Of all the lines in the records, how many hold the word "JSON"? Answer with the number only.

(Collected data entries)
==========
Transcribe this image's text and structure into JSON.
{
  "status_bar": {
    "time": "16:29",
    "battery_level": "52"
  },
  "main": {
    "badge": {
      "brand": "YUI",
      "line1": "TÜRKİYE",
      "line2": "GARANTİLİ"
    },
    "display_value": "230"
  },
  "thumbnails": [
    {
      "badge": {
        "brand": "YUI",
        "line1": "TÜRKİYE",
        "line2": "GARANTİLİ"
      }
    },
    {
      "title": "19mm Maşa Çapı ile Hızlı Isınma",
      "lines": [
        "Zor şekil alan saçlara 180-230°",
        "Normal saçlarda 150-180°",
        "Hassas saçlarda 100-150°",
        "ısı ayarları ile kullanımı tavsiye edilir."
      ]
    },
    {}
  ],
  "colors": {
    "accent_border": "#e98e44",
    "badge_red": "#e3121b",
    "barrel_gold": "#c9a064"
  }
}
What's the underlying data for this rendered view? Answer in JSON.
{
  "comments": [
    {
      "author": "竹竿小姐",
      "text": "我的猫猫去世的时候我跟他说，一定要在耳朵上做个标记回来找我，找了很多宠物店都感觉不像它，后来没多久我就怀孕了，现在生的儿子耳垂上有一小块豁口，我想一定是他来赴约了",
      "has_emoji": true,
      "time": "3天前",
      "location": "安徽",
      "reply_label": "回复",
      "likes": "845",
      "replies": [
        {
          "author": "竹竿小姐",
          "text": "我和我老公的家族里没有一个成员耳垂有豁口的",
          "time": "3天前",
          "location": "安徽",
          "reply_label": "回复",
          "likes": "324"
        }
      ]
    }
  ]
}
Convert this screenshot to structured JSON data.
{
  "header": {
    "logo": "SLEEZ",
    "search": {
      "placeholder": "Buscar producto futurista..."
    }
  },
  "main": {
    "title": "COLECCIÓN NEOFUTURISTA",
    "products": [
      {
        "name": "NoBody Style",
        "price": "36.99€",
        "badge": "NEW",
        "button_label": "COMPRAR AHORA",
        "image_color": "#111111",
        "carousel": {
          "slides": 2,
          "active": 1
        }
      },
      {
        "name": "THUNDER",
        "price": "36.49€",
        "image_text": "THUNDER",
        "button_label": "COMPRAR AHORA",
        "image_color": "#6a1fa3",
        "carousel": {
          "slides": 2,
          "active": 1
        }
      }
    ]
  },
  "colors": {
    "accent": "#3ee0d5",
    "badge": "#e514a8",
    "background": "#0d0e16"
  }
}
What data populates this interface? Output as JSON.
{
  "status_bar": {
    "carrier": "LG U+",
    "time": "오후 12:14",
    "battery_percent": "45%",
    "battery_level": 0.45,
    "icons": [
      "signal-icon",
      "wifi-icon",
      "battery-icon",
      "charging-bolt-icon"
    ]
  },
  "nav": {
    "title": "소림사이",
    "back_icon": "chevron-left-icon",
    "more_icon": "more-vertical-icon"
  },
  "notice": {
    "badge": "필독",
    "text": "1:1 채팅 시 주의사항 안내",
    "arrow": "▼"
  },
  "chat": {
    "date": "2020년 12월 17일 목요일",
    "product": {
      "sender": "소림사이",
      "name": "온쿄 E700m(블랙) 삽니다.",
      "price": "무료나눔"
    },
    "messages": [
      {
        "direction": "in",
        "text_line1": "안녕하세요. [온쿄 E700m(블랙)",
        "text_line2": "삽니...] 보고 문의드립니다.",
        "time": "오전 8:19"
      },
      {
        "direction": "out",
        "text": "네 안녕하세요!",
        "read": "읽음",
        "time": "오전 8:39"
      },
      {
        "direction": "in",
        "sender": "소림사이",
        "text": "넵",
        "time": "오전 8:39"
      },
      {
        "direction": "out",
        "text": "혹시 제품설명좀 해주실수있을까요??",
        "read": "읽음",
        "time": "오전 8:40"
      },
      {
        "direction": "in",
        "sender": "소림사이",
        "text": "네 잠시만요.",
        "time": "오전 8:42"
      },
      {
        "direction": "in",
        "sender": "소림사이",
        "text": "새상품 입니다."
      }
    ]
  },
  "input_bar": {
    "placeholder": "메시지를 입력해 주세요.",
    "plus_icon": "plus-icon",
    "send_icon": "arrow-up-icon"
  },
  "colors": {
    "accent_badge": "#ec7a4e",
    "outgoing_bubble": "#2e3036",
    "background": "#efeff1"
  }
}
==========
EXERCISE RESULT: 4